Do this: Records follow. Copy every line with "items".

Exercise materials:
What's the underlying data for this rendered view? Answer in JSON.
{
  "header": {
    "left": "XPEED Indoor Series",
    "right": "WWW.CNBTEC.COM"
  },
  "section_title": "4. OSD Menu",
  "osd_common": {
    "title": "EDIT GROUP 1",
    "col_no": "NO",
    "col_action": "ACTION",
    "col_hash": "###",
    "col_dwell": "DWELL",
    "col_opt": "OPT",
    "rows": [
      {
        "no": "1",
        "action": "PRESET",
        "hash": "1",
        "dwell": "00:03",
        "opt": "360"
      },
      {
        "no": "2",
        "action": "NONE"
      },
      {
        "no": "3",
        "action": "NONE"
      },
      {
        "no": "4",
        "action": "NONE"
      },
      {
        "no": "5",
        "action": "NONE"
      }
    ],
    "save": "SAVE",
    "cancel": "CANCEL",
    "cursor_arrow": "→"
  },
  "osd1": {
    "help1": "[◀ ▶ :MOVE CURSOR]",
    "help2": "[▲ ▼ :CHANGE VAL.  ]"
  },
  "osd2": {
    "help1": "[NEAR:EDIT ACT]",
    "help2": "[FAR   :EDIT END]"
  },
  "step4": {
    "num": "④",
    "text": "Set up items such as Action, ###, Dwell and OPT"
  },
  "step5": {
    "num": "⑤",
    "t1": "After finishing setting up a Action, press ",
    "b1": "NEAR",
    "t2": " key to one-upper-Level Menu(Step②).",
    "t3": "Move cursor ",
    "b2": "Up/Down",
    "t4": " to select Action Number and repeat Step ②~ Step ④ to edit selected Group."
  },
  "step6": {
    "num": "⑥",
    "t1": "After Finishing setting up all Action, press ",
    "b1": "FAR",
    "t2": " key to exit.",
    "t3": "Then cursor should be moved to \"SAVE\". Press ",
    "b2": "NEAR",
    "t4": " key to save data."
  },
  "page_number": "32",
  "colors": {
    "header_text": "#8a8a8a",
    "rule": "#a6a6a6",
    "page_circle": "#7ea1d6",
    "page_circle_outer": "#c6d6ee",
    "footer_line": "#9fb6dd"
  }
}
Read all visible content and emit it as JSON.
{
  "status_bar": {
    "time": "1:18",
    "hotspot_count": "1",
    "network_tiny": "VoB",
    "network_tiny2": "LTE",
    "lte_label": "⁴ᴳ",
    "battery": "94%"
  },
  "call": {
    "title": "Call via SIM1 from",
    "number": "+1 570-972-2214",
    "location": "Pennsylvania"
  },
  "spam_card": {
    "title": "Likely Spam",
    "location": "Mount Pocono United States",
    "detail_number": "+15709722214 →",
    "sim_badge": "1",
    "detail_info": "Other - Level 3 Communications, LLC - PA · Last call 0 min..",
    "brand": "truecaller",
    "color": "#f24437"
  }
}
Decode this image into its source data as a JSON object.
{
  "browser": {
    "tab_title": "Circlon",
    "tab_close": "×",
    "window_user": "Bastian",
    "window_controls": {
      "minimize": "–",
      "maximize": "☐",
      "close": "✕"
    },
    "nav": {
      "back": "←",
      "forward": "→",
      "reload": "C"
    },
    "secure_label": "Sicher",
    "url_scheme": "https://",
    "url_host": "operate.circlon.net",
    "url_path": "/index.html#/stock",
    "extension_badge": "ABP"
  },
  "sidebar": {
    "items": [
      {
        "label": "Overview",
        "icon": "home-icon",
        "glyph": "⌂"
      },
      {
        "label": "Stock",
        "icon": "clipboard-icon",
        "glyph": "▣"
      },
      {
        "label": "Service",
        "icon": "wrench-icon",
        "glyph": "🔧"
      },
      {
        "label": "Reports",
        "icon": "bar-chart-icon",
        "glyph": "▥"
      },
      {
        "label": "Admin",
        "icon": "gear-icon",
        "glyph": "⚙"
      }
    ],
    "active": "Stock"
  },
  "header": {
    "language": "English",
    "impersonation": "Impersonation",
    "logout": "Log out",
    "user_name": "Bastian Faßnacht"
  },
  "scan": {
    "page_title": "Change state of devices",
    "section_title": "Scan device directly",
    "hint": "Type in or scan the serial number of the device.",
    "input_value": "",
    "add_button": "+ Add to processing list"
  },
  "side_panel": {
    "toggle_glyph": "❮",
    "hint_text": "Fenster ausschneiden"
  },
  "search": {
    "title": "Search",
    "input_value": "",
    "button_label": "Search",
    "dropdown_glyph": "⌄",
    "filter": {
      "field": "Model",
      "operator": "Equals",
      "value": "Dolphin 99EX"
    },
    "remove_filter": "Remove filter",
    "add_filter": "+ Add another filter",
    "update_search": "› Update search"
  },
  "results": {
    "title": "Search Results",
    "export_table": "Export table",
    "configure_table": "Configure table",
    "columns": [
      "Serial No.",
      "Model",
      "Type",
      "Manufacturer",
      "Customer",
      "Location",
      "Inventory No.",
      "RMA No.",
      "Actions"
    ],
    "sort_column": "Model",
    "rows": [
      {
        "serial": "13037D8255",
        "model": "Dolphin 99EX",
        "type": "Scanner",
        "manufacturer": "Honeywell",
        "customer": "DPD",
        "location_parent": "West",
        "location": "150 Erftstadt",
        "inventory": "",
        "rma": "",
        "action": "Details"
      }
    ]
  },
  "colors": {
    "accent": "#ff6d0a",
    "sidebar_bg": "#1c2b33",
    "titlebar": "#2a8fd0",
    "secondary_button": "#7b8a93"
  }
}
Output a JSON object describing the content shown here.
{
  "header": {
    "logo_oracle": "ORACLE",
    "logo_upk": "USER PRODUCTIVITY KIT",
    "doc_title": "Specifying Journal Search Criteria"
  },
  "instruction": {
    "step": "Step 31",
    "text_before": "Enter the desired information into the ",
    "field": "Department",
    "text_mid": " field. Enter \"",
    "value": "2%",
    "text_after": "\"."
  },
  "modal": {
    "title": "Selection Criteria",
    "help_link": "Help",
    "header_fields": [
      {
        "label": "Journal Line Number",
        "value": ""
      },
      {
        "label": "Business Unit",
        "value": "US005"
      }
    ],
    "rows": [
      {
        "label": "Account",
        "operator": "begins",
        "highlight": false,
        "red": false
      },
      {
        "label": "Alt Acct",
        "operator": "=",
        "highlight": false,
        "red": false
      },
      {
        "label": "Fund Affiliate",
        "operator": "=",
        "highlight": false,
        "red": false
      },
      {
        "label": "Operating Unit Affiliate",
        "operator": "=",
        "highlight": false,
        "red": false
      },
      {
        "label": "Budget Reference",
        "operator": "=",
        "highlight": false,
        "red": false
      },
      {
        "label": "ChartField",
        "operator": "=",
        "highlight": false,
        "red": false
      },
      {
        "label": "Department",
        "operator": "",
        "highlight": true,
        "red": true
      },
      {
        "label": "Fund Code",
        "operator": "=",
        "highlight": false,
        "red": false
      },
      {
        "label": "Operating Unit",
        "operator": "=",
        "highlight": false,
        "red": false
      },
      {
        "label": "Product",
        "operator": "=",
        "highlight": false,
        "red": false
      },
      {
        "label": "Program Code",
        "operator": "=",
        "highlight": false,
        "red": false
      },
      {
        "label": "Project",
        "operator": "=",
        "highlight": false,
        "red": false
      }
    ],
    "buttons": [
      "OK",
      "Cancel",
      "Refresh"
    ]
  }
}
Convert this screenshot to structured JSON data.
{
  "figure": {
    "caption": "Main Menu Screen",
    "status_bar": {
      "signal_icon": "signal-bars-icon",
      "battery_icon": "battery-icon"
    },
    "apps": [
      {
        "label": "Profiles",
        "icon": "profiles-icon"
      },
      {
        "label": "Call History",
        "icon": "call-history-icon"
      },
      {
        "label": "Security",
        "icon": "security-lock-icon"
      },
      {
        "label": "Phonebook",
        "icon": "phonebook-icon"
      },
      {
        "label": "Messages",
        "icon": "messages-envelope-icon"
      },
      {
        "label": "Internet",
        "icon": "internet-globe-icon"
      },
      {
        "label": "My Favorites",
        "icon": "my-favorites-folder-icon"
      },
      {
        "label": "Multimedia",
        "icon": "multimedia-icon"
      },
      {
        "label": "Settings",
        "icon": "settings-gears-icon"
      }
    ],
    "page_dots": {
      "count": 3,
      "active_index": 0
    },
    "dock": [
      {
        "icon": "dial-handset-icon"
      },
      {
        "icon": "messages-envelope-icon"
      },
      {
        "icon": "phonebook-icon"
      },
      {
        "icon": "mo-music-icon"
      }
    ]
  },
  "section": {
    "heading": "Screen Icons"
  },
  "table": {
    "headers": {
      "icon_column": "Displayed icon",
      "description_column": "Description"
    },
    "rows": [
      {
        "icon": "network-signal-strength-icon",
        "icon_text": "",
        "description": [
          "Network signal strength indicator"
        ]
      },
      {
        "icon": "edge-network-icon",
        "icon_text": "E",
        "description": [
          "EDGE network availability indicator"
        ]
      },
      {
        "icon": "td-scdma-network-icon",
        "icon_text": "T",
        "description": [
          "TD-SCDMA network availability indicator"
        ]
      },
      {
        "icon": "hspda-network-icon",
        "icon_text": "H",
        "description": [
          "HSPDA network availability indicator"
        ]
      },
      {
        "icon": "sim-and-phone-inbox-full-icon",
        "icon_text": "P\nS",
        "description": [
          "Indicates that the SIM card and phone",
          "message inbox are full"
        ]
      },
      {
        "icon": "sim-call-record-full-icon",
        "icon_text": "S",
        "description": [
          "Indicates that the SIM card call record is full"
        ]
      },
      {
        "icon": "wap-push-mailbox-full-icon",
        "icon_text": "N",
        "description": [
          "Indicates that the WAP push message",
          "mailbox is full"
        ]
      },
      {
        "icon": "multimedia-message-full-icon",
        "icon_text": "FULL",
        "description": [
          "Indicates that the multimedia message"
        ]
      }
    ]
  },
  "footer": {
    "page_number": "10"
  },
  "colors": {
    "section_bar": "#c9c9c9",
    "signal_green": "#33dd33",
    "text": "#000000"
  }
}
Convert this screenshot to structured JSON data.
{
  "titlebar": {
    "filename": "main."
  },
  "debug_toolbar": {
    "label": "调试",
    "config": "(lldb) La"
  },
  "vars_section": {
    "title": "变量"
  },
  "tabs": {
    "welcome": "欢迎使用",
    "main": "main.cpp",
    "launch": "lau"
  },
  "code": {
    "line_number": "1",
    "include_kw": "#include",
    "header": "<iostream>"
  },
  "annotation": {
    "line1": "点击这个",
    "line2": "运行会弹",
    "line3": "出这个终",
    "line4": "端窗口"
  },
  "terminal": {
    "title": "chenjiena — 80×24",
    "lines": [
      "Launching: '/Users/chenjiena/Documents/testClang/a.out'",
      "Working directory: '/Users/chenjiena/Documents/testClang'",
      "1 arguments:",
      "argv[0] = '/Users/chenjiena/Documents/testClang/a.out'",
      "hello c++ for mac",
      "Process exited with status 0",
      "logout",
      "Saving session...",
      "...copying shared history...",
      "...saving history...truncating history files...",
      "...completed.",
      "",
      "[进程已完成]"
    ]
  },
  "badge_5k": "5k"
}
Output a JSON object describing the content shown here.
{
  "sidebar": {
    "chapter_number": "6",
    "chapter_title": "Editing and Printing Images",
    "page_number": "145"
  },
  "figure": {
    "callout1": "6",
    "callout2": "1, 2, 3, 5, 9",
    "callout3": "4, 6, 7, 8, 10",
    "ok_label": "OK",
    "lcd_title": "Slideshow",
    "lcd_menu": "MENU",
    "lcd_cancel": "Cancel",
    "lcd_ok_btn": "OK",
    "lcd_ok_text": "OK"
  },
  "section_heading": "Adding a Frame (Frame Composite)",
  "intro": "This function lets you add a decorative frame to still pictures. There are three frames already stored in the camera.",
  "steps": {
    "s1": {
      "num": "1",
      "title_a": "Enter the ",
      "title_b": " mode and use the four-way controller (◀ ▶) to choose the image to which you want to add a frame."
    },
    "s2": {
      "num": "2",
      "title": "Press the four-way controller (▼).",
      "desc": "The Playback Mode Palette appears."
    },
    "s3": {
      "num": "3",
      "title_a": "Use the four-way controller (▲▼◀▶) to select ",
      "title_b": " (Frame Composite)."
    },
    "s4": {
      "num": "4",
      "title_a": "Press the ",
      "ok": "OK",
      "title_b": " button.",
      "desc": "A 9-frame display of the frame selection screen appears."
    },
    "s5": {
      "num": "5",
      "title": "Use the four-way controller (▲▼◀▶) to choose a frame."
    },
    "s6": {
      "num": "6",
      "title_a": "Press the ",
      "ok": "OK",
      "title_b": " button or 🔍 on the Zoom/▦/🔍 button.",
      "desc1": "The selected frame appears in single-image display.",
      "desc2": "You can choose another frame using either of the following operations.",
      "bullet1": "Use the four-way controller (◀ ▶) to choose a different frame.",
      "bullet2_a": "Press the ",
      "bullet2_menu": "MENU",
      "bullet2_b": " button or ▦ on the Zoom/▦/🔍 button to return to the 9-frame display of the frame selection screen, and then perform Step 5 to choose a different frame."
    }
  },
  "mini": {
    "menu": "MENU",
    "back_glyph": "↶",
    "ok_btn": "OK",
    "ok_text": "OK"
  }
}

Exercise output:
    "text": "Set up items such as Action, ###, Dwell and OPT"
    "items": [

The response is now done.